---- SUPPLIED ENTRIES

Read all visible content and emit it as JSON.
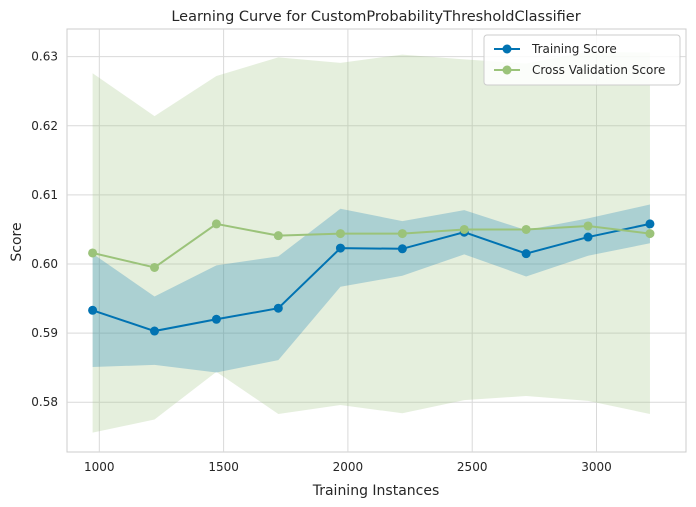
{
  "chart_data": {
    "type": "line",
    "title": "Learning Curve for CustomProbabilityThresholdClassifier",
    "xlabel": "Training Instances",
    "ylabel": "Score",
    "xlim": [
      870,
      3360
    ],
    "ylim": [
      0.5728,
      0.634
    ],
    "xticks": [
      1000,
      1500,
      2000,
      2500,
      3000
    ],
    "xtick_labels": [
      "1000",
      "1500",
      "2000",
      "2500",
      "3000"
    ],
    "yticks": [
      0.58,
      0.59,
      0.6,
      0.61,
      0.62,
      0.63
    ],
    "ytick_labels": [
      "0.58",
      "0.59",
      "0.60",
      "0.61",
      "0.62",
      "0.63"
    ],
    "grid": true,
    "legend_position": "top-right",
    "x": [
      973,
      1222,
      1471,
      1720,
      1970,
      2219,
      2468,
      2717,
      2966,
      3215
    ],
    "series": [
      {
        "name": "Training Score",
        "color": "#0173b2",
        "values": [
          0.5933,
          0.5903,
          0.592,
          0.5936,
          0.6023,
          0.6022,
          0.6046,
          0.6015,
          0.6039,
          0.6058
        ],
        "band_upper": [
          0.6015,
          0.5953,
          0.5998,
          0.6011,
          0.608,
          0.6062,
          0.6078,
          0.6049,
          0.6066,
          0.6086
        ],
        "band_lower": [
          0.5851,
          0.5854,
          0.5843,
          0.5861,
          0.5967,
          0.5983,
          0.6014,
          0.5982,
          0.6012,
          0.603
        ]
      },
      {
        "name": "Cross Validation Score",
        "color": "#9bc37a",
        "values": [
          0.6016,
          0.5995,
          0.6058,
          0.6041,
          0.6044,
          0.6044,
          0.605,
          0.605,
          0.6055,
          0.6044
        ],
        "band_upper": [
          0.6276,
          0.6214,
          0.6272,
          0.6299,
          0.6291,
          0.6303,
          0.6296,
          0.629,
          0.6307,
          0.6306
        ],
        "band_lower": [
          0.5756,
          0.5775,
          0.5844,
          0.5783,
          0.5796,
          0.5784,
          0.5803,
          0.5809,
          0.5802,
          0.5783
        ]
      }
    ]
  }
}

--------
---- SUPPLIED ENTRIES

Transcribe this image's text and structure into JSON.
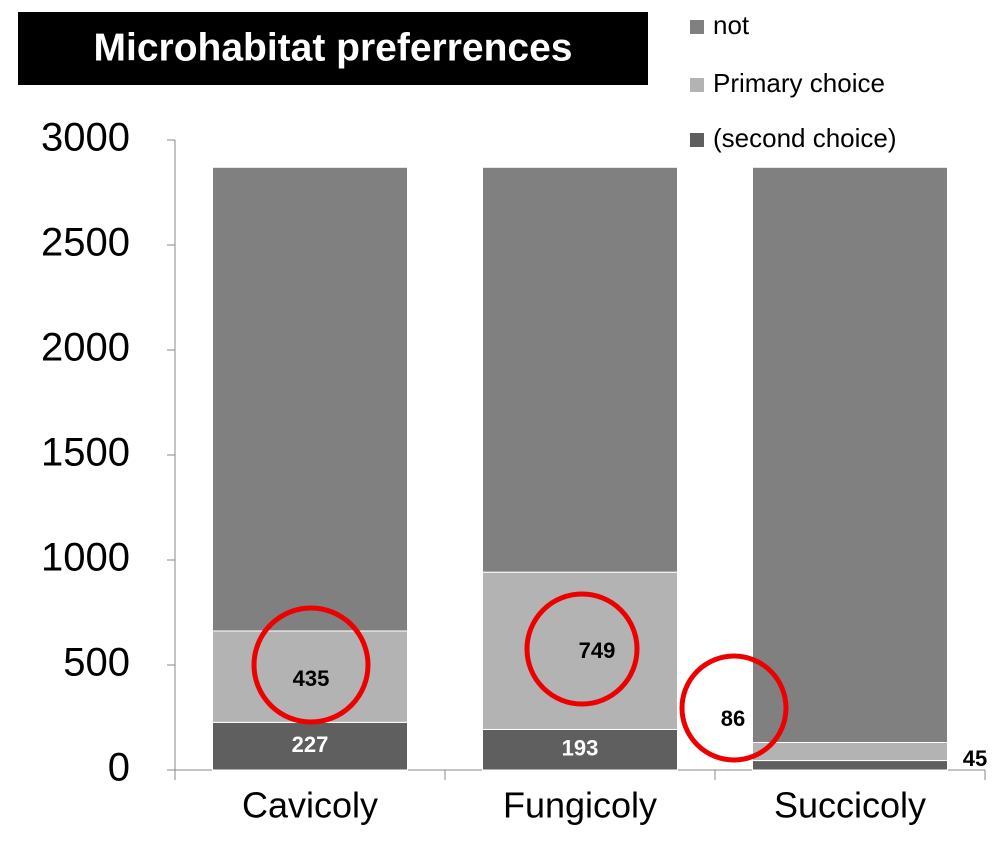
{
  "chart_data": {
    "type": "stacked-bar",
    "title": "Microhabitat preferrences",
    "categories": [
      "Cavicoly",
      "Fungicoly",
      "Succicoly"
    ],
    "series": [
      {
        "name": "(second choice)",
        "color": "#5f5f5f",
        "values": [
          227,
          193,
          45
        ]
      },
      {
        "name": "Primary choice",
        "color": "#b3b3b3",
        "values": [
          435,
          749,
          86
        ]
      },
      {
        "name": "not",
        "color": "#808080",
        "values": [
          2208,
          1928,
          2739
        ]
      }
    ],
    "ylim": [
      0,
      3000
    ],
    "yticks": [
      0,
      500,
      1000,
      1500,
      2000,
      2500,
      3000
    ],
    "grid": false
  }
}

--------
---- SUPPLIED ENTRIES

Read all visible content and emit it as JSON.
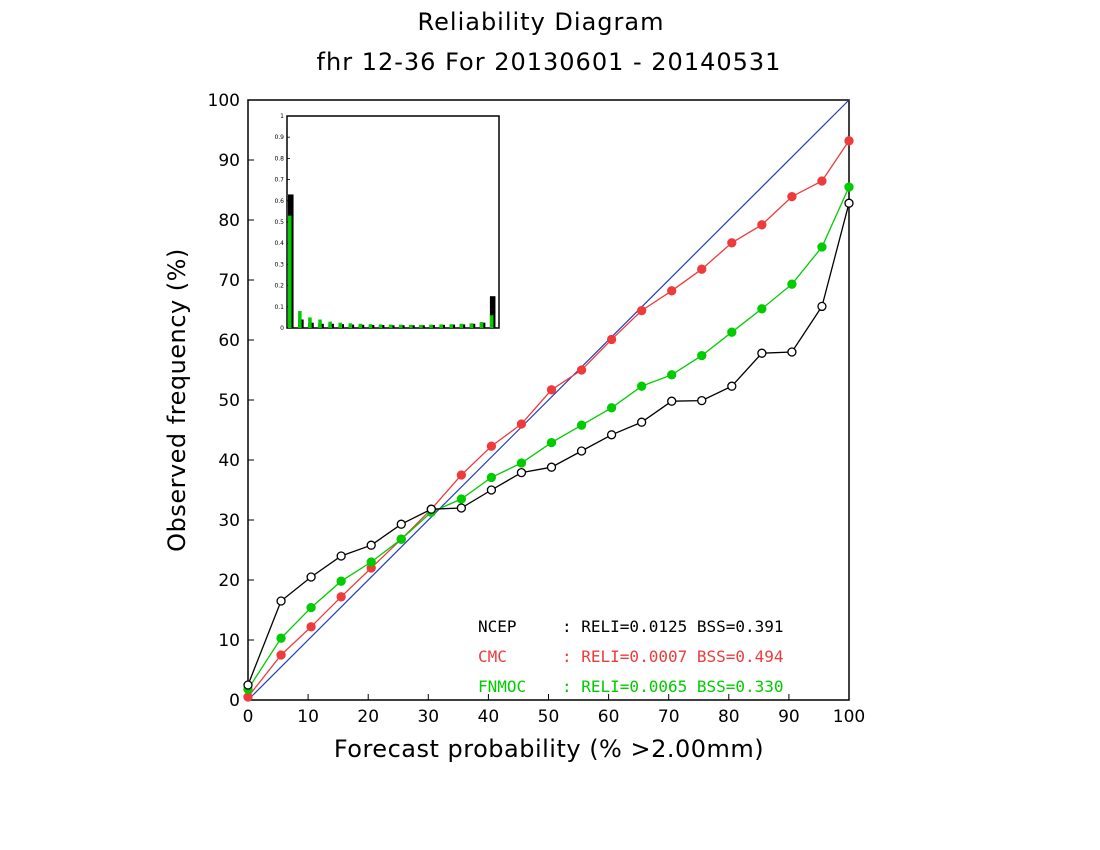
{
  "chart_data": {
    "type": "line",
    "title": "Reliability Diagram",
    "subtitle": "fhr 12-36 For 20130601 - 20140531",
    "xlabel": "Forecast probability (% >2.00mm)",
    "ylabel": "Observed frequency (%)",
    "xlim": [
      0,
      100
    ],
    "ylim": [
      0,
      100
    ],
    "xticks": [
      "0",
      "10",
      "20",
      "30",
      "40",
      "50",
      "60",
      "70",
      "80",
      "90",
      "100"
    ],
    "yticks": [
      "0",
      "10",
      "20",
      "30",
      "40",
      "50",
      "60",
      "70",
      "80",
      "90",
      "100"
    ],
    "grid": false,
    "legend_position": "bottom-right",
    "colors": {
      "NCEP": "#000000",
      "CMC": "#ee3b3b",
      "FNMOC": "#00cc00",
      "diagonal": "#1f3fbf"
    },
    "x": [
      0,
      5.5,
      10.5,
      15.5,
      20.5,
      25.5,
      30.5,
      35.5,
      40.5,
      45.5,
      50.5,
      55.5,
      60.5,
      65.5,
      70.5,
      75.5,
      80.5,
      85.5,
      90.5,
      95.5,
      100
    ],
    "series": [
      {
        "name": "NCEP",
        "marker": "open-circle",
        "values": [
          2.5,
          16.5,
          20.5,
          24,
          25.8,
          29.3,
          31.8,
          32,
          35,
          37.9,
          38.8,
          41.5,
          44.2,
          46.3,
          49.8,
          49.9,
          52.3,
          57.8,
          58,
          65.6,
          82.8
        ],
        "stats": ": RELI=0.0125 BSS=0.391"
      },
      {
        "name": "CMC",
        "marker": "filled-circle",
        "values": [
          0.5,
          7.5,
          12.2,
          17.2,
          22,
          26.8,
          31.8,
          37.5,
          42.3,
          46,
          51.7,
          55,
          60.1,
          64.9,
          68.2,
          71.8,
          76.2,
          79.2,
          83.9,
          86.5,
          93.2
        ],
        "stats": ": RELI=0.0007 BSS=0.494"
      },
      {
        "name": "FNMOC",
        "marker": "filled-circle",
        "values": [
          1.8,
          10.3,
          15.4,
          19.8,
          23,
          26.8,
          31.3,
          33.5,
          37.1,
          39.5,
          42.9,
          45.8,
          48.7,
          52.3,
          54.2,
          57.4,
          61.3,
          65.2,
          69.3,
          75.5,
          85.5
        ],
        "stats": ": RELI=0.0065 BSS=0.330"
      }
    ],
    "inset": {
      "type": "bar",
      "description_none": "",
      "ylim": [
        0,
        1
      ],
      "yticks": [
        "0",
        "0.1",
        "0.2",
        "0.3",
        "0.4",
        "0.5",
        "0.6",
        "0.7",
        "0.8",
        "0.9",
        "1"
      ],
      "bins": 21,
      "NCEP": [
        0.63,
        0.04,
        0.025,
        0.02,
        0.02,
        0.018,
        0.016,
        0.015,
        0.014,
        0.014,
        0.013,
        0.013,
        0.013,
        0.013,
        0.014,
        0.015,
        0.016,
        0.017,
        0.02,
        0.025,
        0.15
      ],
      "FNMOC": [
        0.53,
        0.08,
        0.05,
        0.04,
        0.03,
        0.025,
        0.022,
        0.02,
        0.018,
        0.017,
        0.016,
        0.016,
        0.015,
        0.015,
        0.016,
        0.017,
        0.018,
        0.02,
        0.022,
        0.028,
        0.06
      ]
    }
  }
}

--------

Whenever "type" turns up in a line, pick that line out.

    "type": "line",
    "type": "stacked-bar",
    "type": "line",
      "type": "bar",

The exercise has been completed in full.